# REQUIRED TASK
Work out how many lines in the listing below include the word "current"; answer with the number alone.

# DATA RECORDS

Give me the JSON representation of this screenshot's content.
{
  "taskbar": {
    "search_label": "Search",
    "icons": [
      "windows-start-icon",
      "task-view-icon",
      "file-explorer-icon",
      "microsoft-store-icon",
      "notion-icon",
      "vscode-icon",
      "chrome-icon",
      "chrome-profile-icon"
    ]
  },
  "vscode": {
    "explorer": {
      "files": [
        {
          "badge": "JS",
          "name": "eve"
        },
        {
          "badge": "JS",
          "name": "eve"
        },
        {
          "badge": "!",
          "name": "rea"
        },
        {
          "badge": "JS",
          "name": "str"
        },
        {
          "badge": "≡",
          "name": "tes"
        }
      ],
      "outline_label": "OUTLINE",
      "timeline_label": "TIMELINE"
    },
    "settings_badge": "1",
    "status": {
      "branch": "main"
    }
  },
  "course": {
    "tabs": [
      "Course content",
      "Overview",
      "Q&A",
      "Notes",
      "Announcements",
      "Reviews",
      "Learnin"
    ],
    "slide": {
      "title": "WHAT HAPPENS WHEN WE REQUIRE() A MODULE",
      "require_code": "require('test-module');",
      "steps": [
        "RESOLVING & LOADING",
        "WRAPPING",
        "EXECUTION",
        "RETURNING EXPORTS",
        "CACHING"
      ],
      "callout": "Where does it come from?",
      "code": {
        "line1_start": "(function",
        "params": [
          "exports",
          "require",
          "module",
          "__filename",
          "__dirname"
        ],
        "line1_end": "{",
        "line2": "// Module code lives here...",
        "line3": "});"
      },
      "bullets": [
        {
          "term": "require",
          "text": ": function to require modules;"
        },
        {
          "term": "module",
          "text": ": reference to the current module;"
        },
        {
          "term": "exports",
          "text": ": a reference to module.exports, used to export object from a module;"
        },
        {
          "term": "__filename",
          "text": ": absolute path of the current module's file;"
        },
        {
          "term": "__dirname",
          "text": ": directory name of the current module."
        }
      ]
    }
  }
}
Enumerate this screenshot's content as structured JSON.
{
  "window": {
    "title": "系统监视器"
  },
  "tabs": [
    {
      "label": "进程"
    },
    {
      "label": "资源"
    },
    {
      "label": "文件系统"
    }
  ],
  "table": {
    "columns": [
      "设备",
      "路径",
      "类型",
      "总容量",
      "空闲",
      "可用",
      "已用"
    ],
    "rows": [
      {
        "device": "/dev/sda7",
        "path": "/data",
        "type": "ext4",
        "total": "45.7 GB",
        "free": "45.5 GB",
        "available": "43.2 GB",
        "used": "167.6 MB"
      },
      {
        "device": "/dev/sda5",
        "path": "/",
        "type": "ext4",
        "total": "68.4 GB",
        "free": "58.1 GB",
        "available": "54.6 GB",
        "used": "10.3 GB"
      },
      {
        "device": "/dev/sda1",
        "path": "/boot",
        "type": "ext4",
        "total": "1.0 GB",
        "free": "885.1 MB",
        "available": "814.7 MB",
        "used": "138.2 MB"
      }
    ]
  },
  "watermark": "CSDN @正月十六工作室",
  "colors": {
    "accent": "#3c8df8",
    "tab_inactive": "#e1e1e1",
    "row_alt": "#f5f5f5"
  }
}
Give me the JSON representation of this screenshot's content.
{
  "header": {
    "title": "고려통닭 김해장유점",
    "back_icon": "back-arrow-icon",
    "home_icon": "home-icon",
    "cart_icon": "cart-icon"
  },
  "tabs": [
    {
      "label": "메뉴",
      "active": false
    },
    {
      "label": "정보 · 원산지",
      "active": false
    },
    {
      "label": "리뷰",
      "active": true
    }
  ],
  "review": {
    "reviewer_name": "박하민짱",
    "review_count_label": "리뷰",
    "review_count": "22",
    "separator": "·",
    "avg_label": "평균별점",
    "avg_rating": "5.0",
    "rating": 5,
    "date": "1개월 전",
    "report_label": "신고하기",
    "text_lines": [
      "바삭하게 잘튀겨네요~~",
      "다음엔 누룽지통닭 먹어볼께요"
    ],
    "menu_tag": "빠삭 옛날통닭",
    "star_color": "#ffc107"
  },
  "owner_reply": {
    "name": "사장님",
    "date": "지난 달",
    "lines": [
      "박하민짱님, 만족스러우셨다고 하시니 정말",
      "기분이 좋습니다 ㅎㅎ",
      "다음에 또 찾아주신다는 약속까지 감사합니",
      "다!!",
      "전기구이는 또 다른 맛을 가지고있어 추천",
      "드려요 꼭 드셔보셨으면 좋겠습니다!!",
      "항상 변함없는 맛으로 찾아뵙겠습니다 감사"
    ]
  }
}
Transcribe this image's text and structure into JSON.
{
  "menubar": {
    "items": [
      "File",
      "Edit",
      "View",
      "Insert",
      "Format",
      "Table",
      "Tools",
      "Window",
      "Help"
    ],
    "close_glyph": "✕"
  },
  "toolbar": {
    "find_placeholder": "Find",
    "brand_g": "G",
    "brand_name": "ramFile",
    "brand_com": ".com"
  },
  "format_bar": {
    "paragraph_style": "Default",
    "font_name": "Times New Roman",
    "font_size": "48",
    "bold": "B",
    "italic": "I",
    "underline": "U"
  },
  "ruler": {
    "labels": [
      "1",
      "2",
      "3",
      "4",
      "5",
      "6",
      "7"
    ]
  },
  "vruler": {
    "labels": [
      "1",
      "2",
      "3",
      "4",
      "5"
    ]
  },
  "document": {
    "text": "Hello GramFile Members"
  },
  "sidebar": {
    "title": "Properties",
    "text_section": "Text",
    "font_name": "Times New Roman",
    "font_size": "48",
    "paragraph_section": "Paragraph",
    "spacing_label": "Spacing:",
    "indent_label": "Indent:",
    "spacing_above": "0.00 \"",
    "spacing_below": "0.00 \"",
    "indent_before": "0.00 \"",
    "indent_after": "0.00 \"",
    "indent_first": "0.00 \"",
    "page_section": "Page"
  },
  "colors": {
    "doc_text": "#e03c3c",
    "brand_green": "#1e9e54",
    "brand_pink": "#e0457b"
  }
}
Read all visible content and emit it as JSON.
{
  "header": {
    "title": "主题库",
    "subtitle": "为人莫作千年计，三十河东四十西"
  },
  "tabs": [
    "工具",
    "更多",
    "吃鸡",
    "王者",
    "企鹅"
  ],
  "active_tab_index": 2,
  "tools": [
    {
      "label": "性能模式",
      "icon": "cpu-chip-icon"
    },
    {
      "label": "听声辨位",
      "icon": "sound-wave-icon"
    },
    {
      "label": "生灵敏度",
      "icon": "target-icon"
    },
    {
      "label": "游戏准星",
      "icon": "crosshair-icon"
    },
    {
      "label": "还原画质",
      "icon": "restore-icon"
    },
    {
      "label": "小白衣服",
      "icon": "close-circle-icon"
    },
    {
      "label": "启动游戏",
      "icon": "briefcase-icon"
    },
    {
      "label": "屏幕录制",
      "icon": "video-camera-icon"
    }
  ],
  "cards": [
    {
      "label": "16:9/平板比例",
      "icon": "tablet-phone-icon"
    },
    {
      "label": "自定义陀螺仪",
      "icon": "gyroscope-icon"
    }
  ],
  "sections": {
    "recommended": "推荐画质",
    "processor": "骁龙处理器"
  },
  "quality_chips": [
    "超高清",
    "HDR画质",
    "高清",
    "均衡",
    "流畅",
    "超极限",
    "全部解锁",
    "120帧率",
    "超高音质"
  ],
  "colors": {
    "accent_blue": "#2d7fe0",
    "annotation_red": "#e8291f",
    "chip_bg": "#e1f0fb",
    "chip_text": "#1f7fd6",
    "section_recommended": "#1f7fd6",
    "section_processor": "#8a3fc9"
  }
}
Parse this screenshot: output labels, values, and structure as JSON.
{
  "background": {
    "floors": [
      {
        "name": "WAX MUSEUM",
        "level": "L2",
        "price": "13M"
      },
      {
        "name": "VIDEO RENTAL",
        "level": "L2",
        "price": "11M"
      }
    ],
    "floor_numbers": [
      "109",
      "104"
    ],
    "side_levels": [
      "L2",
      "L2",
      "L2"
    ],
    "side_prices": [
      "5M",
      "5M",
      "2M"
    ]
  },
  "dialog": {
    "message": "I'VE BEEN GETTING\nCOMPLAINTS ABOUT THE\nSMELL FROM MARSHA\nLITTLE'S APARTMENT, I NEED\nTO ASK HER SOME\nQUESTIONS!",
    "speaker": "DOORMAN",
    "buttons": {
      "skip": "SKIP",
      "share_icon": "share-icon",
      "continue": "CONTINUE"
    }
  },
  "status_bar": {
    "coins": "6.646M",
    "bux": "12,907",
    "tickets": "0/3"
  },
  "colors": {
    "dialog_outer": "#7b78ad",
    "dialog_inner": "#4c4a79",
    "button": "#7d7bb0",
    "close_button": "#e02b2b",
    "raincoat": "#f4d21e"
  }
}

# REPLY TO THE TASK
3